**INPUT ROWS**

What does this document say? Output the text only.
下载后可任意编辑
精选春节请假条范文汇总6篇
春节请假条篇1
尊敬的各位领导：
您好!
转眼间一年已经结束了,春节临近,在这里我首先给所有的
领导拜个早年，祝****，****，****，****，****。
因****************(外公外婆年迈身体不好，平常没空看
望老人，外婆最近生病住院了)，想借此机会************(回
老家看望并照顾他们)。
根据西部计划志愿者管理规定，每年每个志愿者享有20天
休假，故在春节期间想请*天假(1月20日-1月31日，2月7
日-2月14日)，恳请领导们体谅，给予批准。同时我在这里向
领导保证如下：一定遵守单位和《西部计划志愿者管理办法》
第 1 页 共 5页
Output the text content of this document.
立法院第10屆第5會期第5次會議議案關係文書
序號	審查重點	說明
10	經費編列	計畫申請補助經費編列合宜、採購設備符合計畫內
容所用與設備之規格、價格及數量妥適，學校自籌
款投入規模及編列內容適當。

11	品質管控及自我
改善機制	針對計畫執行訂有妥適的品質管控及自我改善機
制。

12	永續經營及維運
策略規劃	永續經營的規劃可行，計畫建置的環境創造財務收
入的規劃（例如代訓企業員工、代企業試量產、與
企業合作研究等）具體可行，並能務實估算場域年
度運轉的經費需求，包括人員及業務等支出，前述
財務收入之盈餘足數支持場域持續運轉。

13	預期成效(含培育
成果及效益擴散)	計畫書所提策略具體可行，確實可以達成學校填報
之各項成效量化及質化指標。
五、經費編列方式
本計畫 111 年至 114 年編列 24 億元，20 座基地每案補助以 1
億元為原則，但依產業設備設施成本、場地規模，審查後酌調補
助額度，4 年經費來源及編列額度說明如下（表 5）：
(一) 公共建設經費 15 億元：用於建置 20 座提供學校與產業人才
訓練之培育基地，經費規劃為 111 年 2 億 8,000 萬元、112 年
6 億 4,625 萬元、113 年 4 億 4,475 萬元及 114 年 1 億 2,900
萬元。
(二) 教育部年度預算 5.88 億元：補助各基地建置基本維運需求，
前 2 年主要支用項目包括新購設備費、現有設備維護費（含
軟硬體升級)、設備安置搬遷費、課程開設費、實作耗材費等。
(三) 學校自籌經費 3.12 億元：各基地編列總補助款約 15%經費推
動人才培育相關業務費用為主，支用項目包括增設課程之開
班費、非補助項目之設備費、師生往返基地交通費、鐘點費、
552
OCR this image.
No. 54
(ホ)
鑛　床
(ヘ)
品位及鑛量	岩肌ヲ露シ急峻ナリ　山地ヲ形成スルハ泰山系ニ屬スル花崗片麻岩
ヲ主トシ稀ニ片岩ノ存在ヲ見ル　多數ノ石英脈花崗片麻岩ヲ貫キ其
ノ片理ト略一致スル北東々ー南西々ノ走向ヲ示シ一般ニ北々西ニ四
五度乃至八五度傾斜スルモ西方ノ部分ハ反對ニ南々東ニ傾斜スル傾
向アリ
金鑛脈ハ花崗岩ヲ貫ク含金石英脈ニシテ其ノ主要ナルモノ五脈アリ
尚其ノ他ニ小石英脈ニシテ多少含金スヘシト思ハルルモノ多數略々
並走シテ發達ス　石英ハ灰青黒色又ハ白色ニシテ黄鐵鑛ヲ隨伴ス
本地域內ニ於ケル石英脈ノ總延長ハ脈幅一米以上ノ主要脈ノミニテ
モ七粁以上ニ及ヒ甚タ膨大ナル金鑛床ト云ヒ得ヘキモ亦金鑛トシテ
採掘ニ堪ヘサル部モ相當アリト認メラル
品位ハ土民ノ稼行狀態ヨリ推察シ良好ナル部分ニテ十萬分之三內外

**EXERCISE DIRECTIONS**
The records above need to be transcribed in full. Keep every character unchanged.

**FULL OUTPUT**
What does this document say? Output the text only.
下载后可任意编辑
精选春节请假条范文汇总6篇
春节请假条篇1
尊敬的各位领导：
您好!
转眼间一年已经结束了,春节临近,在这里我首先给所有的
领导拜个早年，祝****，****，****，****，****。
因****************(外公外婆年迈身体不好，平常没空看
望老人，外婆最近生病住院了)，想借此机会************(回
老家看望并照顾他们)。
根据西部计划志愿者管理规定，每年每个志愿者享有20天
休假，故在春节期间想请*天假(1月20日-1月31日，2月7
日-2月14日)，恳请领导们体谅，给予批准。同时我在这里向
领导保证如下：一定遵守单位和《西部计划志愿者管理办法》
第 1 页 共 5页
Output the text content of this document.
立法院第10屆第5會期第5次會議議案關係文書
序號	審查重點	說明
10	經費編列	計畫申請補助經費編列合宜、採購設備符合計畫內
容所用與設備之規格、價格及數量妥適，學校自籌
款投入規模及編列內容適當。

11	品質管控及自我
改善機制	針對計畫執行訂有妥適的品質管控及自我改善機
制。

12	永續經營及維運
策略規劃	永續經營的規劃可行，計畫建置的環境創造財務收
入的規劃（例如代訓企業員工、代企業試量產、與
企業合作研究等）具體可行，並能務實估算場域年
度運轉的經費需求，包括人員及業務等支出，前述
財務收入之盈餘足數支持場域持續運轉。

13	預期成效(含培育
成果及效益擴散)	計畫書所提策略具體可行，確實可以達成學校填報
之各項成效量化及質化指標。
五、經費編列方式
本計畫 111 年至 114 年編列 24 億元，20 座基地每案補助以 1
億元為原則，但依產業設備設施成本、場地規模，審查後酌調補
助額度，4 年經費來源及編列額度說明如下（表 5）：
(一) 公共建設經費 15 億元：用於建置 20 座提供學校與產業人才
訓練之培育基地，經費規劃為 111 年 2 億 8,000 萬元、112 年
6 億 4,625 萬元、113 年 4 億 4,475 萬元及 114 年 1 億 2,900
萬元。
(二) 教育部年度預算 5.88 億元：補助各基地建置基本維運需求，
前 2 年主要支用項目包括新購設備費、現有設備維護費（含
軟硬體升級)、設備安置搬遷費、課程開設費、實作耗材費等。
(三) 學校自籌經費 3.12 億元：各基地編列總補助款約 15%經費推
動人才培育相關業務費用為主，支用項目包括增設課程之開
班費、非補助項目之設備費、師生往返基地交通費、鐘點費、
552
OCR this image.
No. 54
(ホ)
鑛　床
(ヘ)
品位及鑛量	岩肌ヲ露シ急峻ナリ　山地ヲ形成スルハ泰山系ニ屬スル花崗片麻岩
ヲ主トシ稀ニ片岩ノ存在ヲ見ル　多數ノ石英脈花崗片麻岩ヲ貫キ其
ノ片理ト略一致スル北東々ー南西々ノ走向ヲ示シ一般ニ北々西ニ四
五度乃至八五度傾斜スルモ西方ノ部分ハ反對ニ南々東ニ傾斜スル傾
向アリ
金鑛脈ハ花崗岩ヲ貫ク含金石英脈ニシテ其ノ主要ナルモノ五脈アリ
尚其ノ他ニ小石英脈ニシテ多少含金スヘシト思ハルルモノ多數略々
並走シテ發達ス　石英ハ灰青黒色又ハ白色ニシテ黄鐵鑛ヲ隨伴ス
本地域內ニ於ケル石英脈ノ總延長ハ脈幅一米以上ノ主要脈ノミニテ
モ七粁以上ニ及ヒ甚タ膨大ナル金鑛床ト云ヒ得ヘキモ亦金鑛トシテ
採掘ニ堪ヘサル部モ相當アリト認メラル
品位ハ土民ノ稼行狀態ヨリ推察シ良好ナル部分ニテ十萬分之三內外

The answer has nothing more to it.